GOAL - Copy all of the material below exactly.

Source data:
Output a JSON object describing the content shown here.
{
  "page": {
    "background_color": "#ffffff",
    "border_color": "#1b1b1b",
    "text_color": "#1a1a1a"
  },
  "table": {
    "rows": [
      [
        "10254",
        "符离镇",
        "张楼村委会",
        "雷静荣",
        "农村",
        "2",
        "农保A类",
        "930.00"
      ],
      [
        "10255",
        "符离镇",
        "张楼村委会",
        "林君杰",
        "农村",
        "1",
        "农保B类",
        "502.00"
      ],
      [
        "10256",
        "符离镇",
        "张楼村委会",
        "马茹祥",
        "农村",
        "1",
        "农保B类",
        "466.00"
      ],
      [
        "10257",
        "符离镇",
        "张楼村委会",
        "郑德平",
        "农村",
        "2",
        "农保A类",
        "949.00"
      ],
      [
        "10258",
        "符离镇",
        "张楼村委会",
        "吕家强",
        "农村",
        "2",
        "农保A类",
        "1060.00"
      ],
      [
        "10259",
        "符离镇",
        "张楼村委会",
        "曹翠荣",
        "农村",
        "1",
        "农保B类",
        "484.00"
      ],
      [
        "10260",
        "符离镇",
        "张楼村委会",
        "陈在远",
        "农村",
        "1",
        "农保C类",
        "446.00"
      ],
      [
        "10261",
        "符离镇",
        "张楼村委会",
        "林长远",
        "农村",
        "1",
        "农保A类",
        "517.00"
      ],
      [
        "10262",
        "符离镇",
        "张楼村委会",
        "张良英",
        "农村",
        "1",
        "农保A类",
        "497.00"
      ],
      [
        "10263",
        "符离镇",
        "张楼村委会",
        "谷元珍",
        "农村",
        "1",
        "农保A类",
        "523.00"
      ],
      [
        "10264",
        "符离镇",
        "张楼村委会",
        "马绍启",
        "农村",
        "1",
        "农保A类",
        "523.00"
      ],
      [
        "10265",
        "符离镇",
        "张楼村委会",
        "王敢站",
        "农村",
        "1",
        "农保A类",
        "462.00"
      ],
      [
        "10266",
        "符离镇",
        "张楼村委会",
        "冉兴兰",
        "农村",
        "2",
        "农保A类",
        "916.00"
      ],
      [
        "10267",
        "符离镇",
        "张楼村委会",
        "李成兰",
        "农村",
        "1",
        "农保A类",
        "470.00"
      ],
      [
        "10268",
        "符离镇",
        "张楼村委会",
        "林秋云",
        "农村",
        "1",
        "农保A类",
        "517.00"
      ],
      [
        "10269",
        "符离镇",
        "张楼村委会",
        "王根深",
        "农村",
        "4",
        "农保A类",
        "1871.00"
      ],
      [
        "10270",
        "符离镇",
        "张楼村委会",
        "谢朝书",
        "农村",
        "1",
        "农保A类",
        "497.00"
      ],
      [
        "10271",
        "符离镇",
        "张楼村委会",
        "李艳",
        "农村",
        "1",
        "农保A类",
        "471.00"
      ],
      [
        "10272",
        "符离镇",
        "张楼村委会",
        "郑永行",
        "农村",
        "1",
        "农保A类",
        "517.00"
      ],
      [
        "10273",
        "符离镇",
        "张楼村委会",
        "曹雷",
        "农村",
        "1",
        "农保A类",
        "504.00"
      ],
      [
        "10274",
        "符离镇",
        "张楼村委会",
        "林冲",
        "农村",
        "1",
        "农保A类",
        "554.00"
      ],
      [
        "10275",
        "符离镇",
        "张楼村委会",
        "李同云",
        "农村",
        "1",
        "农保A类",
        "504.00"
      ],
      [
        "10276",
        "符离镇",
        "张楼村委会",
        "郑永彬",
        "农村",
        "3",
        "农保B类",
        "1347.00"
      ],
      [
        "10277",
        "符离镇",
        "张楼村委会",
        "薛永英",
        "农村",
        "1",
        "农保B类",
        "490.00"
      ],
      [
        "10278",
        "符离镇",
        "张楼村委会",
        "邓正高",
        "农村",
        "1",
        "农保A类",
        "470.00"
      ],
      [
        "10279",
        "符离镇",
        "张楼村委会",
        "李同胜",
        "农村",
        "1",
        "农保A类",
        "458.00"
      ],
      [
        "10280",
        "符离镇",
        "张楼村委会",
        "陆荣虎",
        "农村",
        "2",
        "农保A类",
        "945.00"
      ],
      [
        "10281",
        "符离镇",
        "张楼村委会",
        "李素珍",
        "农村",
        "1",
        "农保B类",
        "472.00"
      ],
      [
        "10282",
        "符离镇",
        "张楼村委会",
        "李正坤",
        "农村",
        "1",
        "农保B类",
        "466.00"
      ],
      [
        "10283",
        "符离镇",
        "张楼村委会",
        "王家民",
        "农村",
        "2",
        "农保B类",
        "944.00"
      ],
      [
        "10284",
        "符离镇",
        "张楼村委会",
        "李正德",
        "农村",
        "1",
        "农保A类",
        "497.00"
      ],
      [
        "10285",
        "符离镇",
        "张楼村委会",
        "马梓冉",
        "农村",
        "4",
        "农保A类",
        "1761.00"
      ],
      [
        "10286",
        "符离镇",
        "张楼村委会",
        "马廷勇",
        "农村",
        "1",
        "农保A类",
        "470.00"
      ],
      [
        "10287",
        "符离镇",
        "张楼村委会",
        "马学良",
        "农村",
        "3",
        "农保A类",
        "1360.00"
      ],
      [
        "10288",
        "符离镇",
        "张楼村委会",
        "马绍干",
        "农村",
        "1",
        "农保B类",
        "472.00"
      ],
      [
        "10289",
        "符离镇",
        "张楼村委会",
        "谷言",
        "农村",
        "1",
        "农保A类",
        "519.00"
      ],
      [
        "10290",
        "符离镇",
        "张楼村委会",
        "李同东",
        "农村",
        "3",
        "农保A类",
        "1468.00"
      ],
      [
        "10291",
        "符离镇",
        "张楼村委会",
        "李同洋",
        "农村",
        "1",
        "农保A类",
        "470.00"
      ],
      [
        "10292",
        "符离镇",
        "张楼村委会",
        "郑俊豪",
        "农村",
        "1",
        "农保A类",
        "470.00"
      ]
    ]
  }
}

ANSWER TO THIS PROBLEM -
Output a JSON object describing the content shown here.
{
  "page": {
    "background_color": "#ffffff",
    "border_color": "#1b1b1b",
    "text_color": "#1a1a1a"
  },
  "table": {
    "rows": [
      [
        "10254",
        "符离镇",
        "张楼村委会",
        "雷静荣",
        "农村",
        "2",
        "农保A类",
        "930.00"
      ],
      [
        "10255",
        "符离镇",
        "张楼村委会",
        "林君杰",
        "农村",
        "1",
        "农保B类",
        "502.00"
      ],
      [
        "10256",
        "符离镇",
        "张楼村委会",
        "马茹祥",
        "农村",
        "1",
        "农保B类",
        "466.00"
      ],
      [
        "10257",
        "符离镇",
        "张楼村委会",
        "郑德平",
        "农村",
        "2",
        "农保A类",
        "949.00"
      ],
      [
        "10258",
        "符离镇",
        "张楼村委会",
        "吕家强",
        "农村",
        "2",
        "农保A类",
        "1060.00"
      ],
      [
        "10259",
        "符离镇",
        "张楼村委会",
        "曹翠荣",
        "农村",
        "1",
        "农保B类",
        "484.00"
      ],
      [
        "10260",
        "符离镇",
        "张楼村委会",
        "陈在远",
        "农村",
        "1",
        "农保C类",
        "446.00"
      ],
      [
        "10261",
        "符离镇",
        "张楼村委会",
        "林长远",
        "农村",
        "1",
        "农保A类",
        "517.00"
      ],
      [
        "10262",
        "符离镇",
        "张楼村委会",
        "张良英",
        "农村",
        "1",
        "农保A类",
        "497.00"
      ],
      [
        "10263",
        "符离镇",
        "张楼村委会",
        "谷元珍",
        "农村",
        "1",
        "农保A类",
        "523.00"
      ],
      [
        "10264",
        "符离镇",
        "张楼村委会",
        "马绍启",
        "农村",
        "1",
        "农保A类",
        "523.00"
      ],
      [
        "10265",
        "符离镇",
        "张楼村委会",
        "王敢站",
        "农村",
        "1",
        "农保A类",
        "462.00"
      ],
      [
        "10266",
        "符离镇",
        "张楼村委会",
        "冉兴兰",
        "农村",
        "2",
        "农保A类",
        "916.00"
      ],
      [
        "10267",
        "符离镇",
        "张楼村委会",
        "李成兰",
        "农村",
        "1",
        "农保A类",
        "470.00"
      ],
      [
        "10268",
        "符离镇",
        "张楼村委会",
        "林秋云",
        "农村",
        "1",
        "农保A类",
        "517.00"
      ],
      [
        "10269",
        "符离镇",
        "张楼村委会",
        "王根深",
        "农村",
        "4",
        "农保A类",
        "1871.00"
      ],
      [
        "10270",
        "符离镇",
        "张楼村委会",
        "谢朝书",
        "农村",
        "1",
        "农保A类",
        "497.00"
      ],
      [
        "10271",
        "符离镇",
        "张楼村委会",
        "李艳",
        "农村",
        "1",
        "农保A类",
        "471.00"
      ],
      [
        "10272",
        "符离镇",
        "张楼村委会",
        "郑永行",
        "农村",
        "1",
        "农保A类",
        "517.00"
      ],
      [
        "10273",
        "符离镇",
        "张楼村委会",
        "曹雷",
        "农村",
        "1",
        "农保A类",
        "504.00"
      ],
      [
        "10274",
        "符离镇",
        "张楼村委会",
        "林冲",
        "农村",
        "1",
        "农保A类",
        "554.00"
      ],
      [
        "10275",
        "符离镇",
        "张楼村委会",
        "李同云",
        "农村",
        "1",
        "农保A类",
        "504.00"
      ],
      [
        "10276",
        "符离镇",
        "张楼村委会",
        "郑永彬",
        "农村",
        "3",
        "农保B类",
        "1347.00"
      ],
      [
        "10277",
        "符离镇",
        "张楼村委会",
        "薛永英",
        "农村",
        "1",
        "农保B类",
        "490.00"
      ],
      [
        "10278",
        "符离镇",
        "张楼村委会",
        "邓正高",
        "农村",
        "1",
        "农保A类",
        "470.00"
      ],
      [
        "10279",
        "符离镇",
        "张楼村委会",
        "李同胜",
        "农村",
        "1",
        "农保A类",
        "458.00"
      ],
      [
        "10280",
        "符离镇",
        "张楼村委会",
        "陆荣虎",
        "农村",
        "2",
        "农保A类",
        "945.00"
      ],
      [
        "10281",
        "符离镇",
        "张楼村委会",
        "李素珍",
        "农村",
        "1",
        "农保B类",
        "472.00"
      ],
      [
        "10282",
        "符离镇",
        "张楼村委会",
        "李正坤",
        "农村",
        "1",
        "农保B类",
        "466.00"
      ],
      [
        "10283",
        "符离镇",
        "张楼村委会",
        "王家民",
        "农村",
        "2",
        "农保B类",
        "944.00"
      ],
      [
        "10284",
        "符离镇",
        "张楼村委会",
        "李正德",
        "农村",
        "1",
        "农保A类",
        "497.00"
      ],
      [
        "10285",
        "符离镇",
        "张楼村委会",
        "马梓冉",
        "农村",
        "4",
        "农保A类",
        "1761.00"
      ],
      [
        "10286",
        "符离镇",
        "张楼村委会",
        "马廷勇",
        "农村",
        "1",
        "农保A类",
        "470.00"
      ],
      [
        "10287",
        "符离镇",
        "张楼村委会",
        "马学良",
        "农村",
        "3",
        "农保A类",
        "1360.00"
      ],
      [
        "10288",
        "符离镇",
        "张楼村委会",
        "马绍干",
        "农村",
        "1",
        "农保B类",
        "472.00"
      ],
      [
        "10289",
        "符离镇",
        "张楼村委会",
        "谷言",
        "农村",
        "1",
        "农保A类",
        "519.00"
      ],
      [
        "10290",
        "符离镇",
        "张楼村委会",
        "李同东",
        "农村",
        "3",
        "农保A类",
        "1468.00"
      ],
      [
        "10291",
        "符离镇",
        "张楼村委会",
        "李同洋",
        "农村",
        "1",
        "农保A类",
        "470.00"
      ],
      [
        "10292",
        "符离镇",
        "张楼村委会",
        "郑俊豪",
        "农村",
        "1",
        "农保A类",
        "470.00"
      ]
    ]
  }
}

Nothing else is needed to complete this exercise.